→ **MATERIALS PROVIDED**:
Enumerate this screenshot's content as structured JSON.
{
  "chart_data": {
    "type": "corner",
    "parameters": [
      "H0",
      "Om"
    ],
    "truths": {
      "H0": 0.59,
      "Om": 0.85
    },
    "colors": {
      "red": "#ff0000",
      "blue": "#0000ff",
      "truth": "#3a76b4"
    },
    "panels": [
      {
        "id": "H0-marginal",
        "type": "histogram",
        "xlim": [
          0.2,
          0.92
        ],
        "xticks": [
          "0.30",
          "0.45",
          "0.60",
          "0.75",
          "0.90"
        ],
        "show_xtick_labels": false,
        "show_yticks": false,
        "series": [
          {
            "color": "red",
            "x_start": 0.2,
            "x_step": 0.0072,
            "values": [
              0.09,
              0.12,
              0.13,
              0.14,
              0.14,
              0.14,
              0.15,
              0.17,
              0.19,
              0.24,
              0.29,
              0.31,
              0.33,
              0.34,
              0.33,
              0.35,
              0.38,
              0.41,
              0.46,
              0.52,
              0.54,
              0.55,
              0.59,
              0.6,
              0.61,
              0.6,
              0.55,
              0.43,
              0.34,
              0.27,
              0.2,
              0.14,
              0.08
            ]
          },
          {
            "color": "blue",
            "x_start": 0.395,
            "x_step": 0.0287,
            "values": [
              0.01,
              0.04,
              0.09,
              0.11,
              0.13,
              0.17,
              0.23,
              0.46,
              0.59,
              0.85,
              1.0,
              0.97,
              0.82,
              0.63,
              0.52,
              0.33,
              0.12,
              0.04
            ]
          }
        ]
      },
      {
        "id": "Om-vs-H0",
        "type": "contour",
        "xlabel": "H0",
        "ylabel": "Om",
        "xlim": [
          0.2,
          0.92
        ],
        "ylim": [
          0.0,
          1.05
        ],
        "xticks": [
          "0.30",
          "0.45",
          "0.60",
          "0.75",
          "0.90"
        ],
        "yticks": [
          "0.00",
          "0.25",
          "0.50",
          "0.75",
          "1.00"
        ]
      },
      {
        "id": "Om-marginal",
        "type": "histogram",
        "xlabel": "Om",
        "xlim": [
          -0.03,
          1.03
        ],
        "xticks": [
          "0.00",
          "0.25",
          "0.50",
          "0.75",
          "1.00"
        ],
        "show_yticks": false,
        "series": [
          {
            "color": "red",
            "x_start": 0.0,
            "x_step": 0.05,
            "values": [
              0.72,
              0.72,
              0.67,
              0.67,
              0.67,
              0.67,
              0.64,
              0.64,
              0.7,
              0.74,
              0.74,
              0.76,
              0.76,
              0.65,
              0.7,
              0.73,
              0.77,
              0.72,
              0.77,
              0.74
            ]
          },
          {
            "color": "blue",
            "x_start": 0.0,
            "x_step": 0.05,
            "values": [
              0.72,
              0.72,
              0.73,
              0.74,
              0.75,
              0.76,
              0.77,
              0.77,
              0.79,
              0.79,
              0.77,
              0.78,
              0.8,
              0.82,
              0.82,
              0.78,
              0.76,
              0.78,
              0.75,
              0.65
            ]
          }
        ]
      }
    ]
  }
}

→ **WHAT YOU WILL DO**: Quote the data in full, keeping each word unchanged.

→ **ANSWER TO THIS PROBLEM**:
Enumerate this screenshot's content as structured JSON.
{
  "chart_data": {
    "type": "corner",
    "parameters": [
      "H0",
      "Om"
    ],
    "truths": {
      "H0": 0.59,
      "Om": 0.85
    },
    "colors": {
      "red": "#ff0000",
      "blue": "#0000ff",
      "truth": "#3a76b4"
    },
    "panels": [
      {
        "id": "H0-marginal",
        "type": "histogram",
        "xlim": [
          0.2,
          0.92
        ],
        "xticks": [
          "0.30",
          "0.45",
          "0.60",
          "0.75",
          "0.90"
        ],
        "show_xtick_labels": false,
        "show_yticks": false,
        "series": [
          {
            "color": "red",
            "x_start": 0.2,
            "x_step": 0.0072,
            "values": [
              0.09,
              0.12,
              0.13,
              0.14,
              0.14,
              0.14,
              0.15,
              0.17,
              0.19,
              0.24,
              0.29,
              0.31,
              0.33,
              0.34,
              0.33,
              0.35,
              0.38,
              0.41,
              0.46,
              0.52,
              0.54,
              0.55,
              0.59,
              0.6,
              0.61,
              0.6,
              0.55,
              0.43,
              0.34,
              0.27,
              0.2,
              0.14,
              0.08
            ]
          },
          {
            "color": "blue",
            "x_start": 0.395,
            "x_step": 0.0287,
            "values": [
              0.01,
              0.04,
              0.09,
              0.11,
              0.13,
              0.17,
              0.23,
              0.46,
              0.59,
              0.85,
              1.0,
              0.97,
              0.82,
              0.63,
              0.52,
              0.33,
              0.12,
              0.04
            ]
          }
        ]
      },
      {
        "id": "Om-vs-H0",
        "type": "contour",
        "xlabel": "H0",
        "ylabel": "Om",
        "xlim": [
          0.2,
          0.92
        ],
        "ylim": [
          0.0,
          1.05
        ],
        "xticks": [
          "0.30",
          "0.45",
          "0.60",
          "0.75",
          "0.90"
        ],
        "yticks": [
          "0.00",
          "0.25",
          "0.50",
          "0.75",
          "1.00"
        ]
      },
      {
        "id": "Om-marginal",
        "type": "histogram",
        "xlabel": "Om",
        "xlim": [
          -0.03,
          1.03
        ],
        "xticks": [
          "0.00",
          "0.25",
          "0.50",
          "0.75",
          "1.00"
        ],
        "show_yticks": false,
        "series": [
          {
            "color": "red",
            "x_start": 0.0,
            "x_step": 0.05,
            "values": [
              0.72,
              0.72,
              0.67,
              0.67,
              0.67,
              0.67,
              0.64,
              0.64,
              0.7,
              0.74,
              0.74,
              0.76,
              0.76,
              0.65,
              0.7,
              0.73,
              0.77,
              0.72,
              0.77,
              0.74
            ]
          },
          {
            "color": "blue",
            "x_start": 0.0,
            "x_step": 0.05,
            "values": [
              0.72,
              0.72,
              0.73,
              0.74,
              0.75,
              0.76,
              0.77,
              0.77,
              0.79,
              0.79,
              0.77,
              0.78,
              0.8,
              0.82,
              0.82,
              0.78,
              0.76,
              0.78,
              0.75,
              0.65
            ]
          }
        ]
      }
    ]
  }
}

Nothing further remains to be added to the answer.